• [Requirement]
Copy out all lines of the records in which the word "électriques" appears.

• [Recorded information]
╭──
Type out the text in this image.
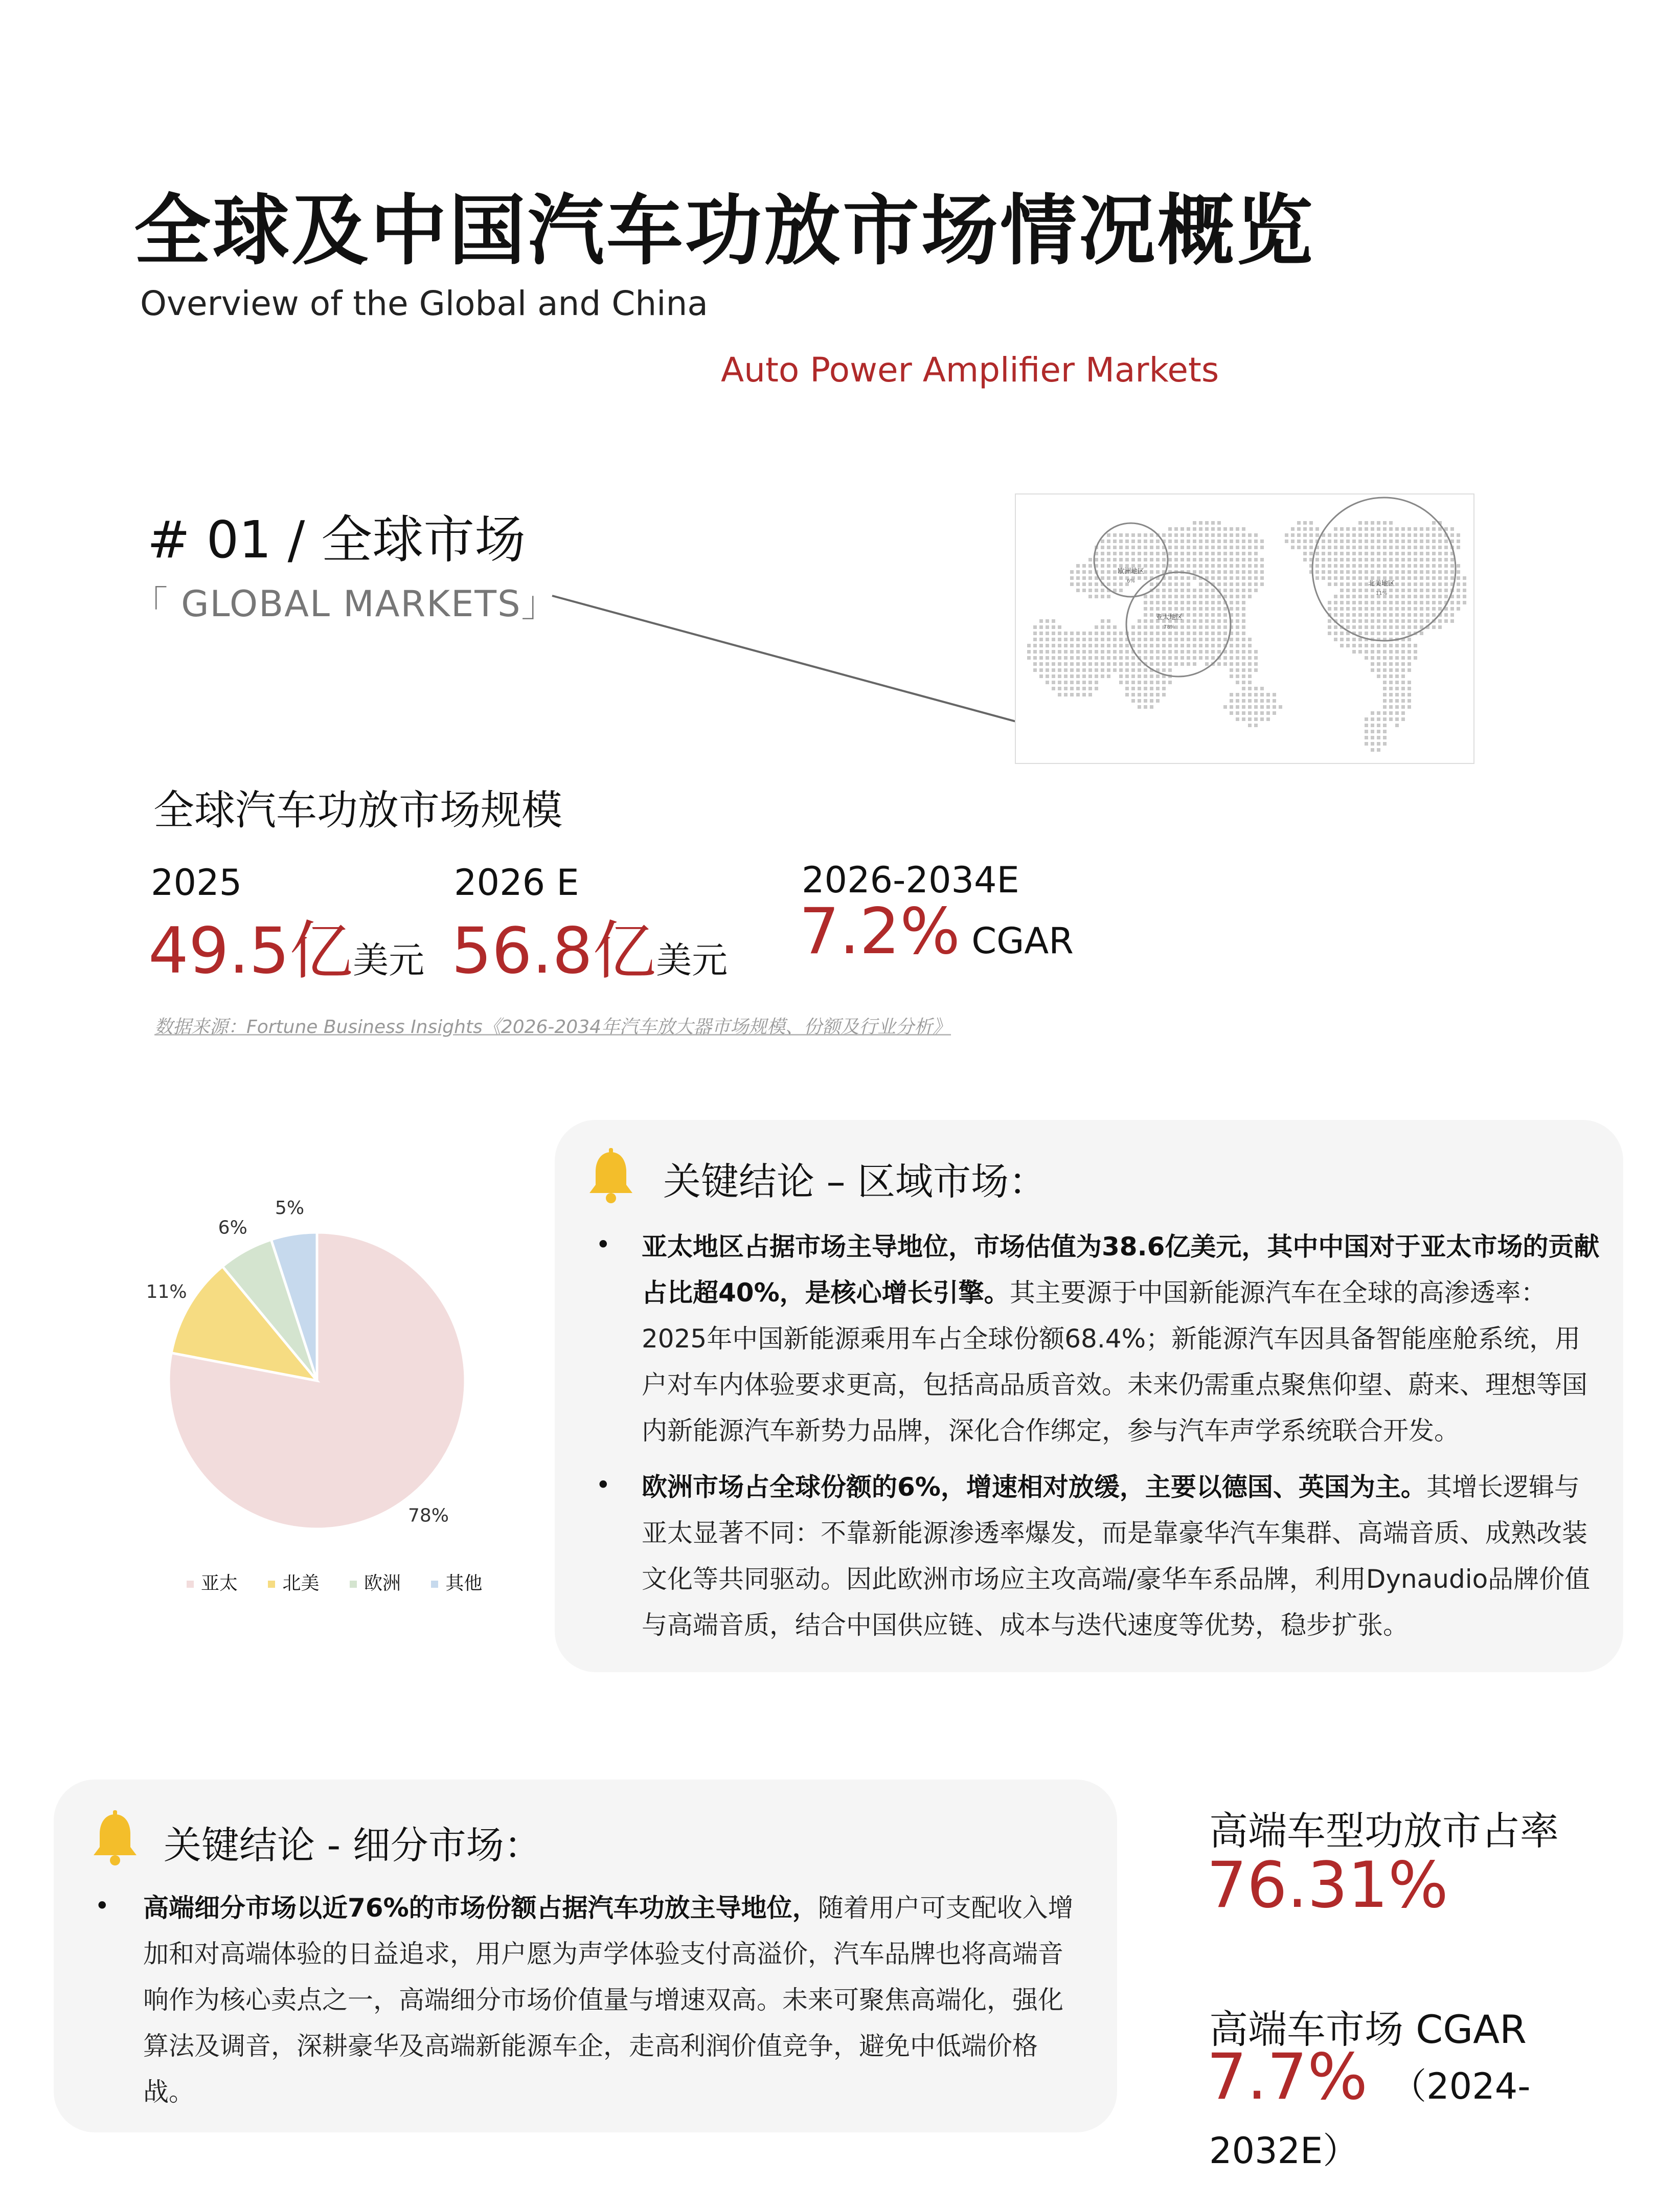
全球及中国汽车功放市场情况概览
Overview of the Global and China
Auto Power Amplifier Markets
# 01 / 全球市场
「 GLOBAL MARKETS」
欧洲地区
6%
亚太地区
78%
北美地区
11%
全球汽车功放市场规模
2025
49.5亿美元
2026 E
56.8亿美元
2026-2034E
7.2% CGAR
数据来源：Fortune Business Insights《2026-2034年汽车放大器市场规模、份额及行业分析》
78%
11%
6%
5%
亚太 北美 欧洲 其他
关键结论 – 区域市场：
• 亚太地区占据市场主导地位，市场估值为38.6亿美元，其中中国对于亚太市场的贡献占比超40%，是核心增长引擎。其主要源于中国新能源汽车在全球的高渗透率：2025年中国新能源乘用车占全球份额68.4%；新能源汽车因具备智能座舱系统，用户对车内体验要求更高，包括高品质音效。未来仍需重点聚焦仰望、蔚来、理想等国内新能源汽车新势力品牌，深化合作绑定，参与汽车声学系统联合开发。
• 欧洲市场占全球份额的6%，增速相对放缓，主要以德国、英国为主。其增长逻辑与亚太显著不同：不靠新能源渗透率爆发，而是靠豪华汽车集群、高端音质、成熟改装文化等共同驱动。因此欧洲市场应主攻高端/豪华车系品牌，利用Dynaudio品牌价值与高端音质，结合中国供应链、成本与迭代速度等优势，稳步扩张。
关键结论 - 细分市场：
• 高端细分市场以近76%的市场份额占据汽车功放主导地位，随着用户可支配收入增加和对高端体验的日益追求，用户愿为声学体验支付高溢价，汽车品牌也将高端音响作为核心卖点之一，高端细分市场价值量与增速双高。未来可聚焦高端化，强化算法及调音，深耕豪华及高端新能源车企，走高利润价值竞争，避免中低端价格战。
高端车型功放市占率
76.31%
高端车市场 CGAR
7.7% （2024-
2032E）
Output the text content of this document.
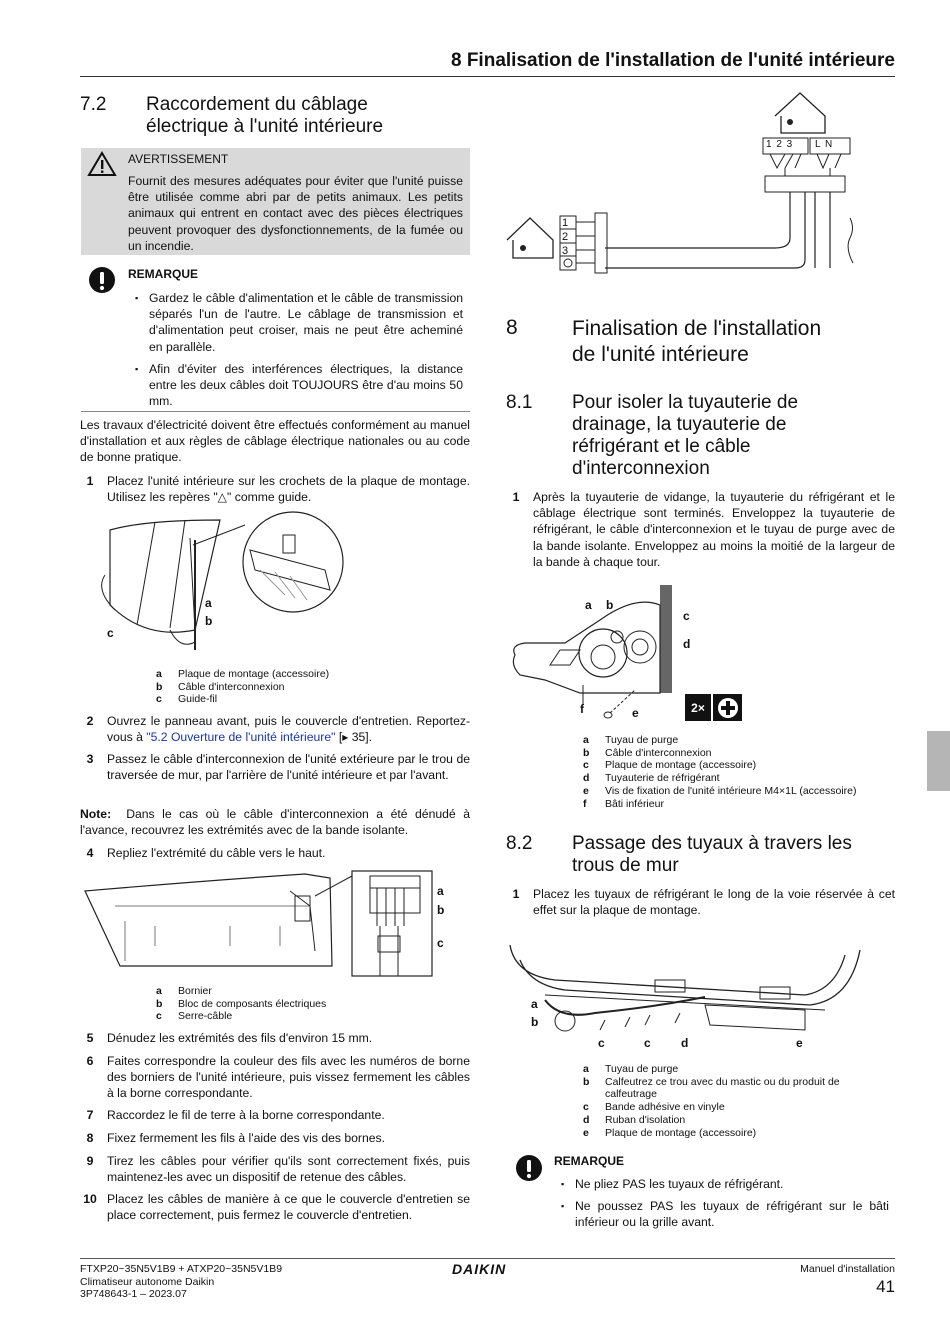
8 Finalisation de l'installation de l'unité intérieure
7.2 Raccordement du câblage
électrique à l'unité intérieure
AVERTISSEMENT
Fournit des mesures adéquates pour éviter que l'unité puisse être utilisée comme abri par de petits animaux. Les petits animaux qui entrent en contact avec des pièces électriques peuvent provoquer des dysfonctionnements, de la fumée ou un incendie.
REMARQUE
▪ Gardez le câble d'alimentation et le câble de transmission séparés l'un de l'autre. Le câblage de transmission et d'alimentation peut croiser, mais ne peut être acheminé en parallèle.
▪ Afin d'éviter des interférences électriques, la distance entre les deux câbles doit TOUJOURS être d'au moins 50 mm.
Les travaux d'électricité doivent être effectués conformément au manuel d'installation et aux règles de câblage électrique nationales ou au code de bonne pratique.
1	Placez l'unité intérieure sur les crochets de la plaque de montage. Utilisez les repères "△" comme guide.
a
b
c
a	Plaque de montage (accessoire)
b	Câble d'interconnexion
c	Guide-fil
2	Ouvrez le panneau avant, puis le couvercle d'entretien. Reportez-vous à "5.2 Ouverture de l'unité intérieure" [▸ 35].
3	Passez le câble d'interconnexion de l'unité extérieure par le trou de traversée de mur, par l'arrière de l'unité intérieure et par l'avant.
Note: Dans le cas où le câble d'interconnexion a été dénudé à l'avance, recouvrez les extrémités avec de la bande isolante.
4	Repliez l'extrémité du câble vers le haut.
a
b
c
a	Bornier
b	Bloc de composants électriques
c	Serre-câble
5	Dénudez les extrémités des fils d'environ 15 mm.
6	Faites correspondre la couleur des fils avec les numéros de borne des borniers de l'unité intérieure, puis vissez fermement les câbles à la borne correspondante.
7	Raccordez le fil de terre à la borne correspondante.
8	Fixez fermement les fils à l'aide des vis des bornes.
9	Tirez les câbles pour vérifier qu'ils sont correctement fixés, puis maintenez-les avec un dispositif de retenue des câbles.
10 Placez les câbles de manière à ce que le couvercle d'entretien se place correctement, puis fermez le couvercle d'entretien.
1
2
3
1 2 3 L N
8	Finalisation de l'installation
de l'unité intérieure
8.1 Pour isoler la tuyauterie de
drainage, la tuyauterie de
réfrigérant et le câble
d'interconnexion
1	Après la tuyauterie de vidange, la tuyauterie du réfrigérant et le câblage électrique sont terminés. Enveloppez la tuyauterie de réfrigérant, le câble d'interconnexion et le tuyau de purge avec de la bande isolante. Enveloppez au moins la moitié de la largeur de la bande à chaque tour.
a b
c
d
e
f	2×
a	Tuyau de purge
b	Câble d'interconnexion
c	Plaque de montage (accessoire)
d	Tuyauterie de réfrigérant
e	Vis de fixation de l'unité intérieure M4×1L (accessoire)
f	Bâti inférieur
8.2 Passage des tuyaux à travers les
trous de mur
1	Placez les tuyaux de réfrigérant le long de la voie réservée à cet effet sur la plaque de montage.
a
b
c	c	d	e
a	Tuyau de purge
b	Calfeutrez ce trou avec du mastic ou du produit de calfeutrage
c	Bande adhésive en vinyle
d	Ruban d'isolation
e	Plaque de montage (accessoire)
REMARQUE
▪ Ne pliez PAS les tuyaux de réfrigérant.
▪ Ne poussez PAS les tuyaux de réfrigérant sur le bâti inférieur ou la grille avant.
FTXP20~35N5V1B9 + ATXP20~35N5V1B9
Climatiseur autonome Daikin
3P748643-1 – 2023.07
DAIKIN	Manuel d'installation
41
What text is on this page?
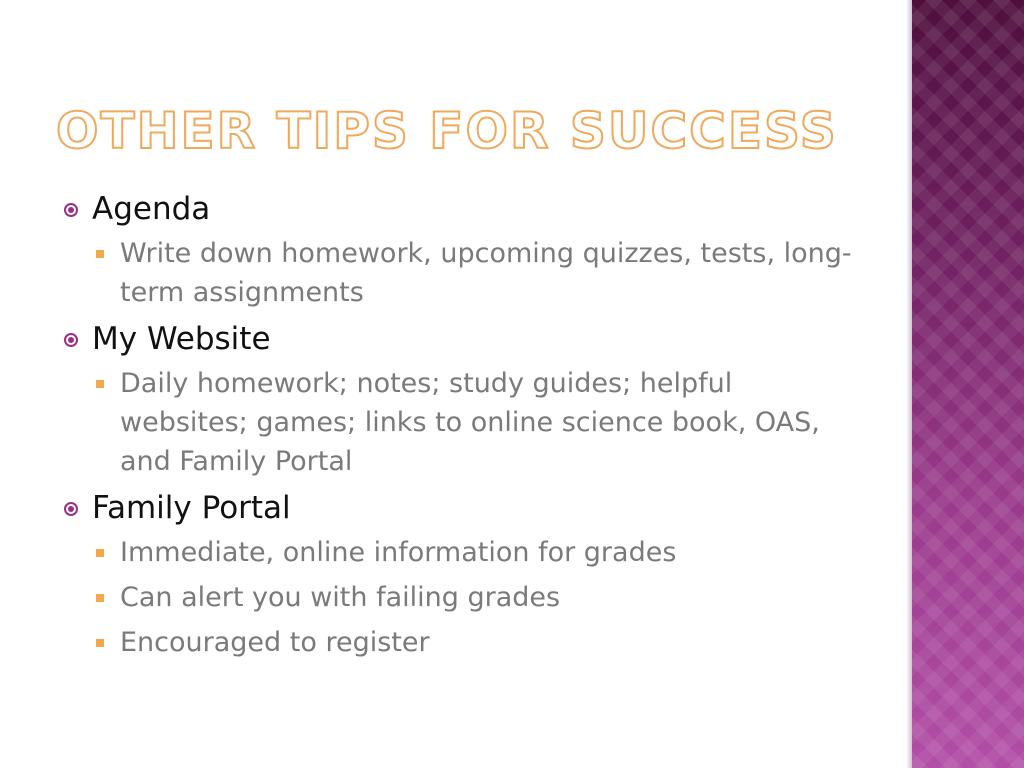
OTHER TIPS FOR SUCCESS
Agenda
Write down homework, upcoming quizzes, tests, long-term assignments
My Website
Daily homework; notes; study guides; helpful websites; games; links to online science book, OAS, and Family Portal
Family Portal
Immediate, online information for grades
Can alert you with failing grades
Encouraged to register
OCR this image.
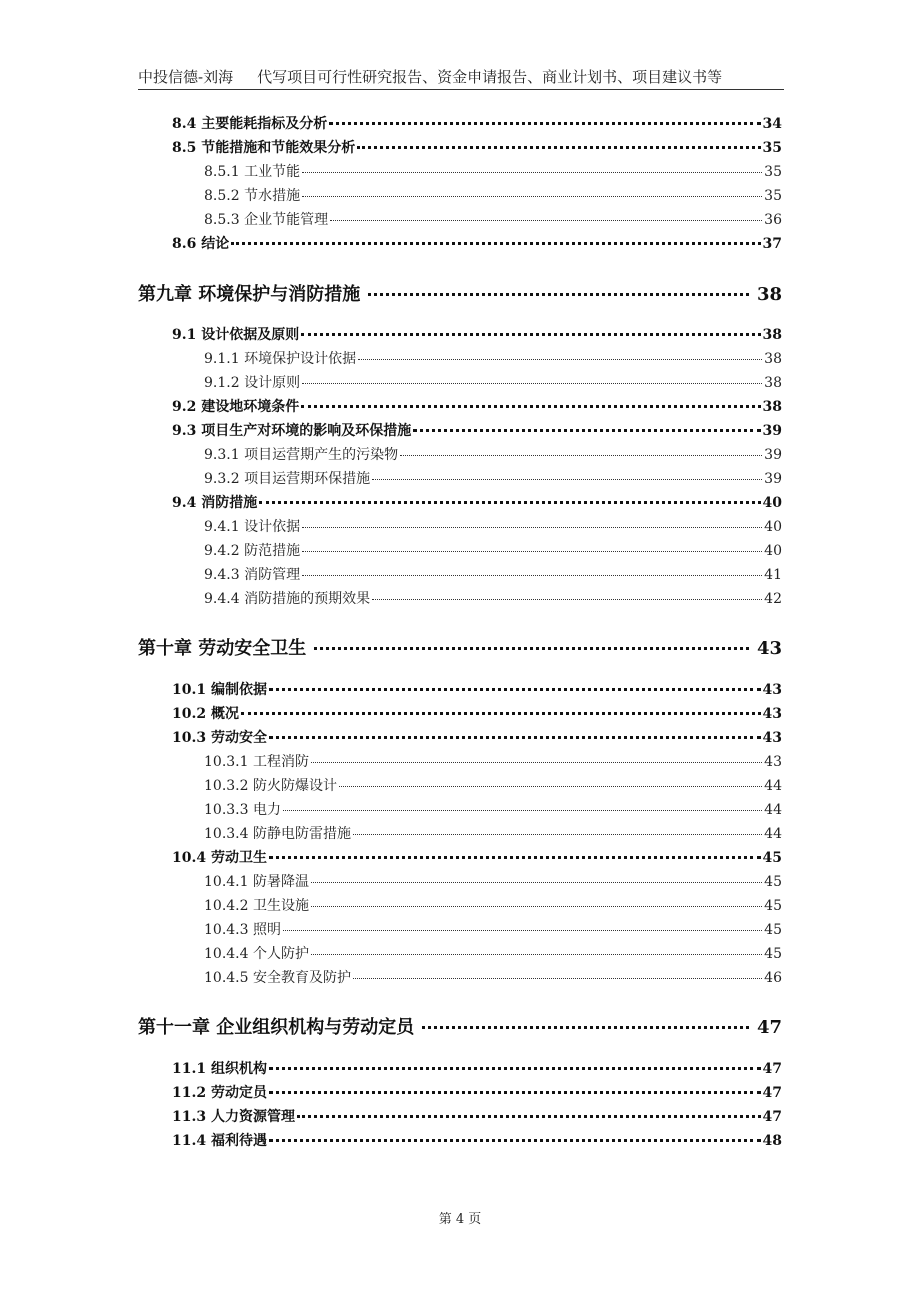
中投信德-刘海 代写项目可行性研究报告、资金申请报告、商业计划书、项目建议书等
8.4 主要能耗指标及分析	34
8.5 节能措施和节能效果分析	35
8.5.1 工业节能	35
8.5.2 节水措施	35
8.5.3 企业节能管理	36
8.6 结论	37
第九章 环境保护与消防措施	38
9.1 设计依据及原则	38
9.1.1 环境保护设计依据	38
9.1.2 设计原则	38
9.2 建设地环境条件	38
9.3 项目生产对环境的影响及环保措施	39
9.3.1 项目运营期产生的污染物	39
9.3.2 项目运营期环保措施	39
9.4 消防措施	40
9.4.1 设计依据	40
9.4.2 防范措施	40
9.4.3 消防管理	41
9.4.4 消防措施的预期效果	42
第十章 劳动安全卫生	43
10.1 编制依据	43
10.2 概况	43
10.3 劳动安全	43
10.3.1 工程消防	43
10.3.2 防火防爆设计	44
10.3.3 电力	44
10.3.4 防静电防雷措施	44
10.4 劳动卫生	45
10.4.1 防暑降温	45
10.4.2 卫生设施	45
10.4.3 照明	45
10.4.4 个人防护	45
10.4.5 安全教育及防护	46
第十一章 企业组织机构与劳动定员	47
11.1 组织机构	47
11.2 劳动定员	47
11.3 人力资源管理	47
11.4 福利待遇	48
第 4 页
╰──
• [Solution]
Fournit des mesures adéquates pour éviter que l'unité puisse être utilisée comme abri par de petits animaux. Les petits animaux qui entrent en contact avec des pièces électriques peuvent provoquer des dysfonctionnements, de la fumée ou un incendie.
▪ Afin d'éviter des interférences électriques, la distance entre les deux câbles doit TOUJOURS être d'au moins 50 mm.
b	Bloc de composants électriques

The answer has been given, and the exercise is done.